• WORK TO BE COMPLETED
Each line that holds the string "Protocol" counts once; say how many such lines there are and add nothing.

• DATA SECTION

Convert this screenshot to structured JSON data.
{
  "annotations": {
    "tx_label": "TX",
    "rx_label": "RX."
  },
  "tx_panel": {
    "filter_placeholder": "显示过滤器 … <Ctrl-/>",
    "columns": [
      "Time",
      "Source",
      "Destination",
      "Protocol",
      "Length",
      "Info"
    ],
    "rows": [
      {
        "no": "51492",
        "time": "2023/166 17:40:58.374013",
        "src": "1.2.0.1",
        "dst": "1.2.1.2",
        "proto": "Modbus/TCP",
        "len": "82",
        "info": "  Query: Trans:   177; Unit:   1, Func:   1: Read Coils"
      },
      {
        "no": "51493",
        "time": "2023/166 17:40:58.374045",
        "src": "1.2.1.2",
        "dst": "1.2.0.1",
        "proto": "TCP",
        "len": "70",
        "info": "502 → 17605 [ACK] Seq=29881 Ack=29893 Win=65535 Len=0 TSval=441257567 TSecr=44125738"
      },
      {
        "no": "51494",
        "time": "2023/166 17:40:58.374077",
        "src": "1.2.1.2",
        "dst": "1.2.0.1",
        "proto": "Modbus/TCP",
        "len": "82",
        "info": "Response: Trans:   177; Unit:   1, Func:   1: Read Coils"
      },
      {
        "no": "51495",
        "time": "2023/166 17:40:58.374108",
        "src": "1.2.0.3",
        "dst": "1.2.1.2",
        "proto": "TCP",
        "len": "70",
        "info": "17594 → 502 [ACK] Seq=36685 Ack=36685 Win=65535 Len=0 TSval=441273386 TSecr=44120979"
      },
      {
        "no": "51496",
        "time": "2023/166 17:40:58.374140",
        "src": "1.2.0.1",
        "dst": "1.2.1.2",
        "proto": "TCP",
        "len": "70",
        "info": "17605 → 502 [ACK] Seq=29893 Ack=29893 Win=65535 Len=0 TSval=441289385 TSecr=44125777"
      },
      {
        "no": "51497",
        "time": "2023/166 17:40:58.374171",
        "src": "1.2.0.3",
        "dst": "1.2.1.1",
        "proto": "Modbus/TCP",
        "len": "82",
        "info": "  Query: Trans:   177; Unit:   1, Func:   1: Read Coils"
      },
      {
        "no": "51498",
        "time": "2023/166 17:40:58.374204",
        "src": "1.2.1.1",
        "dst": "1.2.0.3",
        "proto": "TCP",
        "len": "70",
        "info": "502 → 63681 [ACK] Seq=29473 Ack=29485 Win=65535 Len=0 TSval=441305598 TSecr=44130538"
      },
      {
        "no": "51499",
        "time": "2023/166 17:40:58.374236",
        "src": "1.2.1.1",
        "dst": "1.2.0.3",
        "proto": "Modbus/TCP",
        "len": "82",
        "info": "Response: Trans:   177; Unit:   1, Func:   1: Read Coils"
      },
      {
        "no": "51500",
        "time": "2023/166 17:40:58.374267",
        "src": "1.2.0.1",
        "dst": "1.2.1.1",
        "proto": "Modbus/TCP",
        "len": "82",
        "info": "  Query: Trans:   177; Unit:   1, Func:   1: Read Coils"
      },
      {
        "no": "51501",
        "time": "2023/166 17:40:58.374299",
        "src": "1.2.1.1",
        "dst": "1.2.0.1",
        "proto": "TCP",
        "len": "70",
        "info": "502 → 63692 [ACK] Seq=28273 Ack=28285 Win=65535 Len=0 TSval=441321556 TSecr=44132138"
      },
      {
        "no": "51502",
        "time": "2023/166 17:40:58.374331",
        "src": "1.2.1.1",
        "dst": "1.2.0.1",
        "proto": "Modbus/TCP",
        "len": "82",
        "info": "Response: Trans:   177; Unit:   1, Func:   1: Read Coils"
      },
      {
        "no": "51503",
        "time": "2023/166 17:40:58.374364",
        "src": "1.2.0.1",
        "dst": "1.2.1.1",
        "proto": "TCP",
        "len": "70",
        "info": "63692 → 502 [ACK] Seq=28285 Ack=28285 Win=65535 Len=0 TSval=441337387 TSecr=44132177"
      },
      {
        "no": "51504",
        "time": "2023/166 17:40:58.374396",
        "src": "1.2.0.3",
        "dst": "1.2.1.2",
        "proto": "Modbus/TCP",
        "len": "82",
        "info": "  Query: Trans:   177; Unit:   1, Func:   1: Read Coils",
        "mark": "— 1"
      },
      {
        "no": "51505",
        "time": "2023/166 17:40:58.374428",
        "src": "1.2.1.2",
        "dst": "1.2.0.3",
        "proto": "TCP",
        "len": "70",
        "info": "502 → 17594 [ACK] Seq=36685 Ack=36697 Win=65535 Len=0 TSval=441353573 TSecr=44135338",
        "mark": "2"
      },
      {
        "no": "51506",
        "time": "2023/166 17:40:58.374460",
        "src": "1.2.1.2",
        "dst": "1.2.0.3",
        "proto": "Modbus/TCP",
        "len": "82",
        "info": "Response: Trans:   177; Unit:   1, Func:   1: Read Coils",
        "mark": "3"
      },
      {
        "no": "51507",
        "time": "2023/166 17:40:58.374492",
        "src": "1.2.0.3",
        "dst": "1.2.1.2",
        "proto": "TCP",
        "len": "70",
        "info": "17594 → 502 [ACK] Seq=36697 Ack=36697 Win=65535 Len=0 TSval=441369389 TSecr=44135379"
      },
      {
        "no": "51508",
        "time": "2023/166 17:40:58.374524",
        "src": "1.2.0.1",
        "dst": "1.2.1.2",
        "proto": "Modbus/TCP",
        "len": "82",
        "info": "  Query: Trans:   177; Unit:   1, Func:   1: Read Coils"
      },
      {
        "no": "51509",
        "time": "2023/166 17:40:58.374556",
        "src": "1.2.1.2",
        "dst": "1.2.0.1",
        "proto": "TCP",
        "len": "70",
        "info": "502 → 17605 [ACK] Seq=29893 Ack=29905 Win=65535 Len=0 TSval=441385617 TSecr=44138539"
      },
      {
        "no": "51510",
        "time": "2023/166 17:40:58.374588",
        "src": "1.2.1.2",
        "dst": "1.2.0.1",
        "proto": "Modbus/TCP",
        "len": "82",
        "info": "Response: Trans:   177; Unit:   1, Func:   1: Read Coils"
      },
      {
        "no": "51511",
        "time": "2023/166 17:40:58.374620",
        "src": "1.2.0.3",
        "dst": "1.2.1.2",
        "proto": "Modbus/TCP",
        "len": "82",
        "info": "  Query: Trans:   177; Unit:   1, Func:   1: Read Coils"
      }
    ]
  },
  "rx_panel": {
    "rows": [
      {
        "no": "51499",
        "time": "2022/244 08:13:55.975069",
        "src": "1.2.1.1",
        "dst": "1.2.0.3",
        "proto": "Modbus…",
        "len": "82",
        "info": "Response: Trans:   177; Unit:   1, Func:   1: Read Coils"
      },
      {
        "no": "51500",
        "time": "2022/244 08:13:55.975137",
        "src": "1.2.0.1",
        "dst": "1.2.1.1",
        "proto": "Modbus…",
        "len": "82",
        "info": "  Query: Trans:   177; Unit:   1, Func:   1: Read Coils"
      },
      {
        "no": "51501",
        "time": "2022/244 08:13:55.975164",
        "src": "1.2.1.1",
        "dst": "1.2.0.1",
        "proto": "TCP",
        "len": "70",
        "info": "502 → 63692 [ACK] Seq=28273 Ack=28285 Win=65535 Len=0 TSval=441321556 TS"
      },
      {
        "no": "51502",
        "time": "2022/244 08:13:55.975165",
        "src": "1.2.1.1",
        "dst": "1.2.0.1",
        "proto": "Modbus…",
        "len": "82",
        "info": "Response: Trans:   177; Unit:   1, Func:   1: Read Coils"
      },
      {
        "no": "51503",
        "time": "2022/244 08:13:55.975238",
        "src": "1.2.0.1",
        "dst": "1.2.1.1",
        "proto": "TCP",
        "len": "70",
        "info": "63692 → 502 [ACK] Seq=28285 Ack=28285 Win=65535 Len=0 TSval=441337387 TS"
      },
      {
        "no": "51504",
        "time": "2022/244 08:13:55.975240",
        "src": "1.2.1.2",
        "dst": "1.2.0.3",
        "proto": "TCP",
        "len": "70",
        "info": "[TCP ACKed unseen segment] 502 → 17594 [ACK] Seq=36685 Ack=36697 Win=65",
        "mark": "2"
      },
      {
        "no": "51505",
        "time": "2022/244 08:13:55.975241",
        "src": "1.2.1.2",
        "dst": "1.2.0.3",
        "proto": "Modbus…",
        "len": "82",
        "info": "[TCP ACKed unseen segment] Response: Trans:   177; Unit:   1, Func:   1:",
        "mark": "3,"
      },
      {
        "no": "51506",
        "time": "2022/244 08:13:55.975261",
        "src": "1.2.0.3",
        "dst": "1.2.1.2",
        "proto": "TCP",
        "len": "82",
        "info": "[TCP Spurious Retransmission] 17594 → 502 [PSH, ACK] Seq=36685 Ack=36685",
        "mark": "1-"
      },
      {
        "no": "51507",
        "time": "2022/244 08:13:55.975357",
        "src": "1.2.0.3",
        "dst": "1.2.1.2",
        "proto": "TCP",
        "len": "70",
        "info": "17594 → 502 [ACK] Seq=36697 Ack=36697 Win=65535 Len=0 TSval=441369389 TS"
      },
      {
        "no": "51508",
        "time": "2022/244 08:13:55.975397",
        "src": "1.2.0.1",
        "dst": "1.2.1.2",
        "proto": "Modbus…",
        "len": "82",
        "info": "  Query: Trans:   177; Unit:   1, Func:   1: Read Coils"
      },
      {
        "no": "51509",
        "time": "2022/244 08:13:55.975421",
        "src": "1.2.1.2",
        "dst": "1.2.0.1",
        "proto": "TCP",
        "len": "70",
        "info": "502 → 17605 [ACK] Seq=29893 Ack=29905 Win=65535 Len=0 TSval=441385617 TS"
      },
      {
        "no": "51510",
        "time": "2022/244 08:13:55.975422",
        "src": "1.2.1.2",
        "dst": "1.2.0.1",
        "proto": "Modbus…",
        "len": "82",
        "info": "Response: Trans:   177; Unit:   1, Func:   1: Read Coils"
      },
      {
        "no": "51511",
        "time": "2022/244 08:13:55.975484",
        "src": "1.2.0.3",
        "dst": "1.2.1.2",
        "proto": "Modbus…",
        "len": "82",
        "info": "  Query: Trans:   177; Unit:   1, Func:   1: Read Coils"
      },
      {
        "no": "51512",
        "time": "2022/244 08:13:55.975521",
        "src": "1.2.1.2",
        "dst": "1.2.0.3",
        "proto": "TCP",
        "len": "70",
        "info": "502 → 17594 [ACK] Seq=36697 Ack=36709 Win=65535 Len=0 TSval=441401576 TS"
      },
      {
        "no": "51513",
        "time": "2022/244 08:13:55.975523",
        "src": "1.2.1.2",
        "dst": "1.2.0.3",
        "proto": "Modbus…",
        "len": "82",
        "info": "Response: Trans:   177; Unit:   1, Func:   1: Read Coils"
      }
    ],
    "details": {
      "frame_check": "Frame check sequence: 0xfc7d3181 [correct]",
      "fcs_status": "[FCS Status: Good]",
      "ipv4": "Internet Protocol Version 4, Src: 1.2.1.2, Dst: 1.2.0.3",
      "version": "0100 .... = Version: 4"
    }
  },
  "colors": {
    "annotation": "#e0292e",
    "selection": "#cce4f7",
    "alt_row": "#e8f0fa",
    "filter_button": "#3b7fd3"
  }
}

• RESULT
2